Exercise goal
Make an exact copy of the lines, leaving the pictures out.

Records to use

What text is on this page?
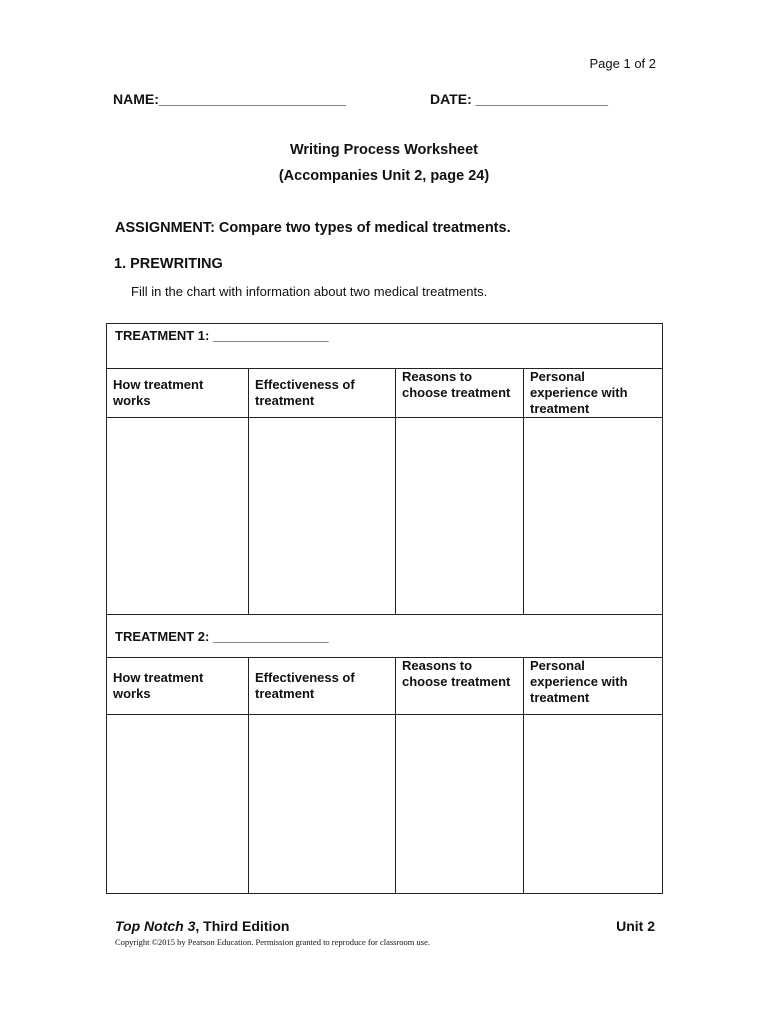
Page 1 of 2
NAME:________________________	DATE: _________________
Writing Process Worksheet
(Accompanies Unit 2, page 24)
ASSIGNMENT: Compare two types of medical treatments.
1. PREWRITING
Fill in the chart with information about two medical treatments.
TREATMENT 1: ________________			
How treatment works	Effectiveness of treatment	Reasons to choose treatment	Personal experience with treatment

TREATMENT 2: ________________			
How treatment works	Effectiveness of treatment	Reasons to choose treatment	Personal experience with treatment

Top Notch 3, Third Edition	Unit 2
Copyright ©2015 by Pearson Education. Permission granted to reproduce for classroom use.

Solution to this problem
What text is on this page?
Page 1 of 2
NAME:________________________	DATE: _________________
Writing Process Worksheet
(Accompanies Unit 2, page 24)
ASSIGNMENT: Compare two types of medical treatments.
1. PREWRITING
Fill in the chart with information about two medical treatments.
TREATMENT 1: ________________			
How treatment works	Effectiveness of treatment	Reasons to choose treatment	Personal experience with treatment

TREATMENT 2: ________________			
How treatment works	Effectiveness of treatment	Reasons to choose treatment	Personal experience with treatment

Top Notch 3, Third Edition	Unit 2
Copyright ©2015 by Pearson Education. Permission granted to reproduce for classroom use.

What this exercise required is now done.